Goal of the exercise: Produce an exact copy of all the records.

Stored data entries:
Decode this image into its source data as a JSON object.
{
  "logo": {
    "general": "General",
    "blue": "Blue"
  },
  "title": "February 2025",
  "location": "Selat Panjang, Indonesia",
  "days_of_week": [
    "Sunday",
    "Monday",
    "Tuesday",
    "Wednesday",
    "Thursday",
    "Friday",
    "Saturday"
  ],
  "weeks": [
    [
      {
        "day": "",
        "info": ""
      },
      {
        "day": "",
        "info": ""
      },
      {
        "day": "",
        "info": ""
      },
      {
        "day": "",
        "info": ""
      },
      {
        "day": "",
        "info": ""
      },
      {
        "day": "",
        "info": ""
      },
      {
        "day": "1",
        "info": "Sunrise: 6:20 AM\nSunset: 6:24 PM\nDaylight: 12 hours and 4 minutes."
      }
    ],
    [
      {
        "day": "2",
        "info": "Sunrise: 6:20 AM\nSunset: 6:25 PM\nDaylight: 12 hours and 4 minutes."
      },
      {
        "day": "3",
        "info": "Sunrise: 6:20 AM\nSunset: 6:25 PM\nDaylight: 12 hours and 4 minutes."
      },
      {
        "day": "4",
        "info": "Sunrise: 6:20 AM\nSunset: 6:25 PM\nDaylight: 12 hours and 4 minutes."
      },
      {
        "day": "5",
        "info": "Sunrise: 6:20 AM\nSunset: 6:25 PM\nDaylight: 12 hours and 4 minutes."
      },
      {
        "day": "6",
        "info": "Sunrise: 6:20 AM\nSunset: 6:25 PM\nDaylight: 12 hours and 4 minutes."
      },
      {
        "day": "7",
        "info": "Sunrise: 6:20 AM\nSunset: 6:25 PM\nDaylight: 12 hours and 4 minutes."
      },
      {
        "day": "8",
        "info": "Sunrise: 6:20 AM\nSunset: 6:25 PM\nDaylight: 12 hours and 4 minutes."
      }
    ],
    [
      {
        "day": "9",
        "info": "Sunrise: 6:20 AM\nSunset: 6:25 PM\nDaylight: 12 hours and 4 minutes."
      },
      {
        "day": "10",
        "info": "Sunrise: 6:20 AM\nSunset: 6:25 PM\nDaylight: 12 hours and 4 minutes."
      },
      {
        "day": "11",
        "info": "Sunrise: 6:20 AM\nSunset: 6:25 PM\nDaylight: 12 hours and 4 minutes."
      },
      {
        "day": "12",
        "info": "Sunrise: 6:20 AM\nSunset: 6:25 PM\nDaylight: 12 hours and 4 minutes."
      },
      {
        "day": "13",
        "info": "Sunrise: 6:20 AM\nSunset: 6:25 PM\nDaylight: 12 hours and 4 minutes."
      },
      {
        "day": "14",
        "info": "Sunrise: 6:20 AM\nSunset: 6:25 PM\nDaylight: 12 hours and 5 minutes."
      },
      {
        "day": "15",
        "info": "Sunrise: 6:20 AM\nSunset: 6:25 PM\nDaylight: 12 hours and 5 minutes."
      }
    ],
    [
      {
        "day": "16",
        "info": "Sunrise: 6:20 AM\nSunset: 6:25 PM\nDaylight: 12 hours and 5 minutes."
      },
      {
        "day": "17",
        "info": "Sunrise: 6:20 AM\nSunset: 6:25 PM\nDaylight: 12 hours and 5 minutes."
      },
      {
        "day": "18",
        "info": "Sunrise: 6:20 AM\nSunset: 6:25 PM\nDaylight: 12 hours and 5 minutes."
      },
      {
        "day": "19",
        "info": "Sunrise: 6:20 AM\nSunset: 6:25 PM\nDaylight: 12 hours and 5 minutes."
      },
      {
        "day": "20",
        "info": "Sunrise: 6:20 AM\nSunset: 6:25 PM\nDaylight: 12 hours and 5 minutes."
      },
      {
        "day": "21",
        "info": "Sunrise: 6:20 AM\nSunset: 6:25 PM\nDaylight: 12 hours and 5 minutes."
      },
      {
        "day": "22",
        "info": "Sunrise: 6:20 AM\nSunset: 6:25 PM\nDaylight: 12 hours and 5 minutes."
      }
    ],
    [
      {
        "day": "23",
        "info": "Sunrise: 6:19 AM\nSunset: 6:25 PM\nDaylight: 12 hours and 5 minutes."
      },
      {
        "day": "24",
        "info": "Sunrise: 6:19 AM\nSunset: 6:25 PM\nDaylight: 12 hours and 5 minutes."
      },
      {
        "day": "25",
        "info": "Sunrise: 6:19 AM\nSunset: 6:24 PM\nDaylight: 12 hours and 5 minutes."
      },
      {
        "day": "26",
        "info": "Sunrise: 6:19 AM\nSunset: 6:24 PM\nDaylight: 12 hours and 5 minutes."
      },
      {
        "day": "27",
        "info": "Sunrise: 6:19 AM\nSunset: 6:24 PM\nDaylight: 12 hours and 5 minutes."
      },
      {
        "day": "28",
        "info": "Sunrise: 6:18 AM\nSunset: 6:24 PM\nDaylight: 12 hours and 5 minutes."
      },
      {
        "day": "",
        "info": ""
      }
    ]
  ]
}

Exercise answer:
Decode this image into its source data as a JSON object.
{
  "logo": {
    "general": "General",
    "blue": "Blue"
  },
  "title": "February 2025",
  "location": "Selat Panjang, Indonesia",
  "days_of_week": [
    "Sunday",
    "Monday",
    "Tuesday",
    "Wednesday",
    "Thursday",
    "Friday",
    "Saturday"
  ],
  "weeks": [
    [
      {
        "day": "",
        "info": ""
      },
      {
        "day": "",
        "info": ""
      },
      {
        "day": "",
        "info": ""
      },
      {
        "day": "",
        "info": ""
      },
      {
        "day": "",
        "info": ""
      },
      {
        "day": "",
        "info": ""
      },
      {
        "day": "1",
        "info": "Sunrise: 6:20 AM\nSunset: 6:24 PM\nDaylight: 12 hours and 4 minutes."
      }
    ],
    [
      {
        "day": "2",
        "info": "Sunrise: 6:20 AM\nSunset: 6:25 PM\nDaylight: 12 hours and 4 minutes."
      },
      {
        "day": "3",
        "info": "Sunrise: 6:20 AM\nSunset: 6:25 PM\nDaylight: 12 hours and 4 minutes."
      },
      {
        "day": "4",
        "info": "Sunrise: 6:20 AM\nSunset: 6:25 PM\nDaylight: 12 hours and 4 minutes."
      },
      {
        "day": "5",
        "info": "Sunrise: 6:20 AM\nSunset: 6:25 PM\nDaylight: 12 hours and 4 minutes."
      },
      {
        "day": "6",
        "info": "Sunrise: 6:20 AM\nSunset: 6:25 PM\nDaylight: 12 hours and 4 minutes."
      },
      {
        "day": "7",
        "info": "Sunrise: 6:20 AM\nSunset: 6:25 PM\nDaylight: 12 hours and 4 minutes."
      },
      {
        "day": "8",
        "info": "Sunrise: 6:20 AM\nSunset: 6:25 PM\nDaylight: 12 hours and 4 minutes."
      }
    ],
    [
      {
        "day": "9",
        "info": "Sunrise: 6:20 AM\nSunset: 6:25 PM\nDaylight: 12 hours and 4 minutes."
      },
      {
        "day": "10",
        "info": "Sunrise: 6:20 AM\nSunset: 6:25 PM\nDaylight: 12 hours and 4 minutes."
      },
      {
        "day": "11",
        "info": "Sunrise: 6:20 AM\nSunset: 6:25 PM\nDaylight: 12 hours and 4 minutes."
      },
      {
        "day": "12",
        "info": "Sunrise: 6:20 AM\nSunset: 6:25 PM\nDaylight: 12 hours and 4 minutes."
      },
      {
        "day": "13",
        "info": "Sunrise: 6:20 AM\nSunset: 6:25 PM\nDaylight: 12 hours and 4 minutes."
      },
      {
        "day": "14",
        "info": "Sunrise: 6:20 AM\nSunset: 6:25 PM\nDaylight: 12 hours and 5 minutes."
      },
      {
        "day": "15",
        "info": "Sunrise: 6:20 AM\nSunset: 6:25 PM\nDaylight: 12 hours and 5 minutes."
      }
    ],
    [
      {
        "day": "16",
        "info": "Sunrise: 6:20 AM\nSunset: 6:25 PM\nDaylight: 12 hours and 5 minutes."
      },
      {
        "day": "17",
        "info": "Sunrise: 6:20 AM\nSunset: 6:25 PM\nDaylight: 12 hours and 5 minutes."
      },
      {
        "day": "18",
        "info": "Sunrise: 6:20 AM\nSunset: 6:25 PM\nDaylight: 12 hours and 5 minutes."
      },
      {
        "day": "19",
        "info": "Sunrise: 6:20 AM\nSunset: 6:25 PM\nDaylight: 12 hours and 5 minutes."
      },
      {
        "day": "20",
        "info": "Sunrise: 6:20 AM\nSunset: 6:25 PM\nDaylight: 12 hours and 5 minutes."
      },
      {
        "day": "21",
        "info": "Sunrise: 6:20 AM\nSunset: 6:25 PM\nDaylight: 12 hours and 5 minutes."
      },
      {
        "day": "22",
        "info": "Sunrise: 6:20 AM\nSunset: 6:25 PM\nDaylight: 12 hours and 5 minutes."
      }
    ],
    [
      {
        "day": "23",
        "info": "Sunrise: 6:19 AM\nSunset: 6:25 PM\nDaylight: 12 hours and 5 minutes."
      },
      {
        "day": "24",
        "info": "Sunrise: 6:19 AM\nSunset: 6:25 PM\nDaylight: 12 hours and 5 minutes."
      },
      {
        "day": "25",
        "info": "Sunrise: 6:19 AM\nSunset: 6:24 PM\nDaylight: 12 hours and 5 minutes."
      },
      {
        "day": "26",
        "info": "Sunrise: 6:19 AM\nSunset: 6:24 PM\nDaylight: 12 hours and 5 minutes."
      },
      {
        "day": "27",
        "info": "Sunrise: 6:19 AM\nSunset: 6:24 PM\nDaylight: 12 hours and 5 minutes."
      },
      {
        "day": "28",
        "info": "Sunrise: 6:18 AM\nSunset: 6:24 PM\nDaylight: 12 hours and 5 minutes."
      },
      {
        "day": "",
        "info": ""
      }
    ]
  ]
}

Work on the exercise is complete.